Description of the task:
Locate the word "ضعيف" in the entries below, then gather every line that holds it.

Recorded information:
(begin)
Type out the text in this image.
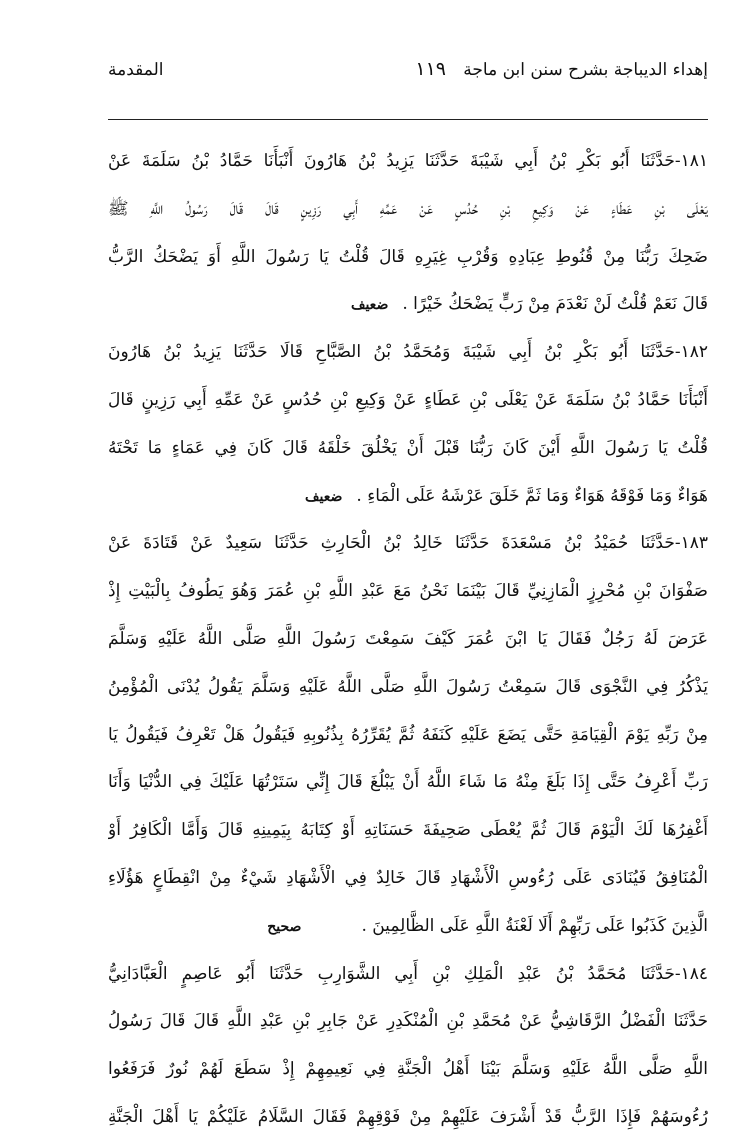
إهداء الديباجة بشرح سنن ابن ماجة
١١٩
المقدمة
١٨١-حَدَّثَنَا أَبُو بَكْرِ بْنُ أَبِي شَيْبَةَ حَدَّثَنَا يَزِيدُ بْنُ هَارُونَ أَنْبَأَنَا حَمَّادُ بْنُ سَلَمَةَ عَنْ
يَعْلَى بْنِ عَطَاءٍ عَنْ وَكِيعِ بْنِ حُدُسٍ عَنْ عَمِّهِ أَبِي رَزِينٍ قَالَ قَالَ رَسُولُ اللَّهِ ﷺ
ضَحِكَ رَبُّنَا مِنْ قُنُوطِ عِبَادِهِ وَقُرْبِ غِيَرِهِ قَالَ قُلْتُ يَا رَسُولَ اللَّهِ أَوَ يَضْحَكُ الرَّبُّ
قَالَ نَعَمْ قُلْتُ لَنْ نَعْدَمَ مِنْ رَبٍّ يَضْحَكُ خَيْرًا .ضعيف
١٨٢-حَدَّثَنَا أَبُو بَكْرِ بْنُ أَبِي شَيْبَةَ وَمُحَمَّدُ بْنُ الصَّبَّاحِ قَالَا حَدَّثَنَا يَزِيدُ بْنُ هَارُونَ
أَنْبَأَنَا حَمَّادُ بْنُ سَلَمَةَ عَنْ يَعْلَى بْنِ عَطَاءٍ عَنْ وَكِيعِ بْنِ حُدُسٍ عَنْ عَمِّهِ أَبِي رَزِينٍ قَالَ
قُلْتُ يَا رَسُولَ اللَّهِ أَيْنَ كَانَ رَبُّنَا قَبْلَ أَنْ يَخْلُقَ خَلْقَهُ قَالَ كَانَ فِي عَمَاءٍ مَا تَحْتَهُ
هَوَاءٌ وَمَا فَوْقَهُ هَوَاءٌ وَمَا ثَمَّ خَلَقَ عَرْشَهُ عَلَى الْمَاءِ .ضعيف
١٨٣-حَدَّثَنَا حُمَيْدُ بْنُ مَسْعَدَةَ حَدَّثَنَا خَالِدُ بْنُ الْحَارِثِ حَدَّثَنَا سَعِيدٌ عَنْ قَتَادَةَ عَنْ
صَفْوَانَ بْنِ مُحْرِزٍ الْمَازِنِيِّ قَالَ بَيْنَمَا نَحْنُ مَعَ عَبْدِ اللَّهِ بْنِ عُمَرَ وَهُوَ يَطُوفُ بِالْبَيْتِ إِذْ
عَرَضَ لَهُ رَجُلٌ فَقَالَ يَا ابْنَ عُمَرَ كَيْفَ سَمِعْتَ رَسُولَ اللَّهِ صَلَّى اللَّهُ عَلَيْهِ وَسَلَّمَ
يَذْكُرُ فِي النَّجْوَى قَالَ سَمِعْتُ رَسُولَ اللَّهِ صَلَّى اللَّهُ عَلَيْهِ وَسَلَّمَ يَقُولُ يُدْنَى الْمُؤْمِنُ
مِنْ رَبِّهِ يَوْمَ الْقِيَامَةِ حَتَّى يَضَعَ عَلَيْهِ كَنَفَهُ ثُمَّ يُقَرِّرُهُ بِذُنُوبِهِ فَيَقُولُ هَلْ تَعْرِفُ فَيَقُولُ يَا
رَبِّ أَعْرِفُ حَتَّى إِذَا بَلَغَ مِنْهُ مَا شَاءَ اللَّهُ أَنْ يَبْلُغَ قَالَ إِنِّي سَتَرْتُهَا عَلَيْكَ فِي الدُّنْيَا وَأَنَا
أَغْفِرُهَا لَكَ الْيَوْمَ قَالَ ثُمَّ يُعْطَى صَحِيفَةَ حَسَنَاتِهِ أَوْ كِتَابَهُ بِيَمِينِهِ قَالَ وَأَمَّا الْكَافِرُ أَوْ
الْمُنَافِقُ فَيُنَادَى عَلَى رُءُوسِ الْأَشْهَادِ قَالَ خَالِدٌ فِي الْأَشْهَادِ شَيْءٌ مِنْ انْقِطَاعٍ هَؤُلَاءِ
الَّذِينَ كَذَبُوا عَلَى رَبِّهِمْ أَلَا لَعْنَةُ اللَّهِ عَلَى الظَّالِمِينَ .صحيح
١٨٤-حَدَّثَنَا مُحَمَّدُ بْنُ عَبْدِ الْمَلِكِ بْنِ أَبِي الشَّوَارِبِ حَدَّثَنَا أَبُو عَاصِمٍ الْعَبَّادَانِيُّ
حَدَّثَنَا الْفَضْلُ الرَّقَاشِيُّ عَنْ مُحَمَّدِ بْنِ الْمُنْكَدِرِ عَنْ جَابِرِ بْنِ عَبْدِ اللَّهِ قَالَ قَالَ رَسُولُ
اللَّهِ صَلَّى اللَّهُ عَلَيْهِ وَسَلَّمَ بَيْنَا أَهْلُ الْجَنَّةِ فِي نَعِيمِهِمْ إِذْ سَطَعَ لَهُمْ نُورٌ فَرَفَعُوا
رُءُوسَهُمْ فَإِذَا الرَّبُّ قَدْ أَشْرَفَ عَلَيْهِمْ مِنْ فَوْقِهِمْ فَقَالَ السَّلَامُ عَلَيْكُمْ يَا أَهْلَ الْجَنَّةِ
(end)
(begin)
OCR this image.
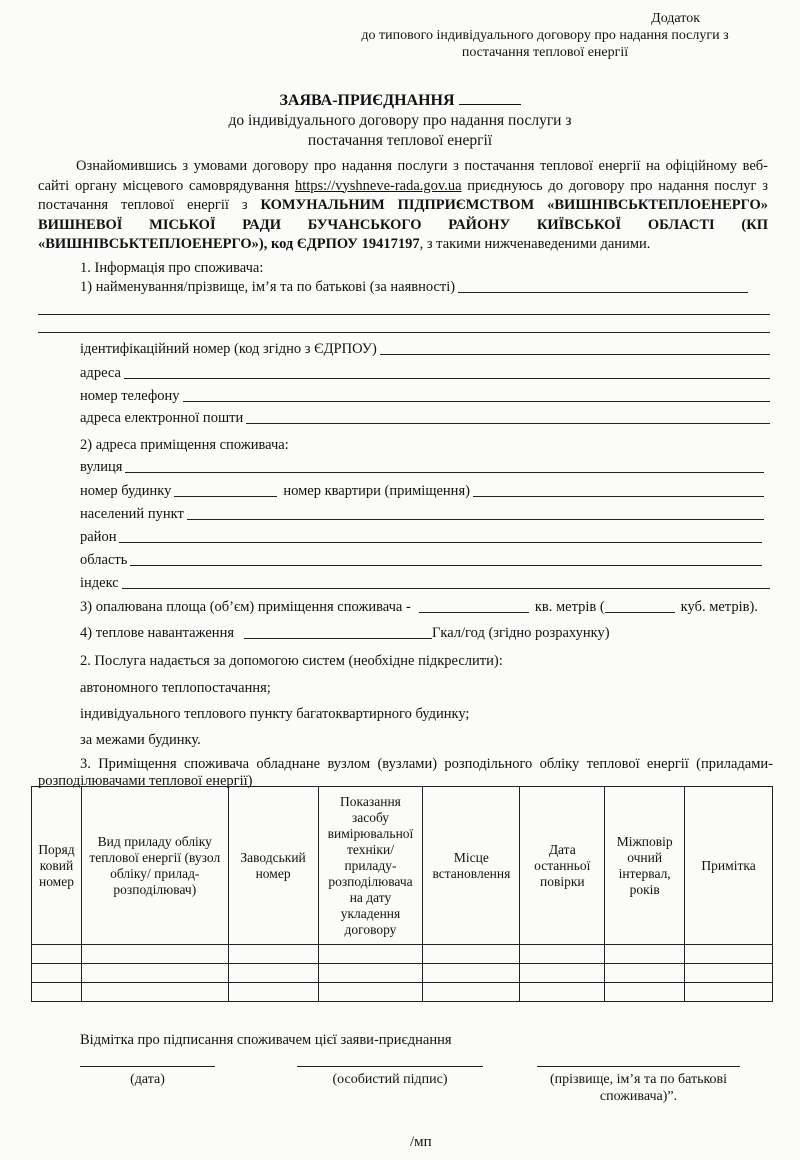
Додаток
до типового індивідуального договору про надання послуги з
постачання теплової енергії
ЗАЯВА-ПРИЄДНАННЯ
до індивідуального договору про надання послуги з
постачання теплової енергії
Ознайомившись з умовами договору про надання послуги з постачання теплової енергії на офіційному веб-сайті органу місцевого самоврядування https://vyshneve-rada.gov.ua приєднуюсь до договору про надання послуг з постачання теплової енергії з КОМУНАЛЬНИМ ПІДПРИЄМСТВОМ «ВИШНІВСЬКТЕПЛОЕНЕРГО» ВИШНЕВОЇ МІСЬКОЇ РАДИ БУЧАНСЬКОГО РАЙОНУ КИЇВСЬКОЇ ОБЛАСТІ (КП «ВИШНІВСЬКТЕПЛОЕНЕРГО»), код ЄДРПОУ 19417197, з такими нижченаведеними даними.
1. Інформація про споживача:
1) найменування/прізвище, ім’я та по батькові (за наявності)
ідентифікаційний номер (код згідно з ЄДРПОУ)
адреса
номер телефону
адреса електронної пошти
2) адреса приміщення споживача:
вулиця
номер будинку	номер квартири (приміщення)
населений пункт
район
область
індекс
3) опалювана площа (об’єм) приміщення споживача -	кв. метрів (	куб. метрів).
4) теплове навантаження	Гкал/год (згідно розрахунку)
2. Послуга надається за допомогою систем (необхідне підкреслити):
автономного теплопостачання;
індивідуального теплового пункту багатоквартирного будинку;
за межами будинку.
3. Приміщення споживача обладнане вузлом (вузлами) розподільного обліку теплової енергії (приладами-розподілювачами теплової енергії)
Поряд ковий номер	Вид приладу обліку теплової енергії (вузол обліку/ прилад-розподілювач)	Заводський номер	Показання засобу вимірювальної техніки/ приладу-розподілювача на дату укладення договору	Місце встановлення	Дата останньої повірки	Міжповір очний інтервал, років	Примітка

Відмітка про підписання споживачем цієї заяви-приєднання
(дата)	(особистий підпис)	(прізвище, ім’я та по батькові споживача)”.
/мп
(end)
Exercise solution:
قَالَ نَعَمْ قُلْتُ لَنْ نَعْدَمَ مِنْ رَبٍّ يَضْحَكُ خَيْرًا .ضعيف
هَوَاءٌ وَمَا فَوْقَهُ هَوَاءٌ وَمَا ثَمَّ خَلَقَ عَرْشَهُ عَلَى الْمَاءِ .ضعيف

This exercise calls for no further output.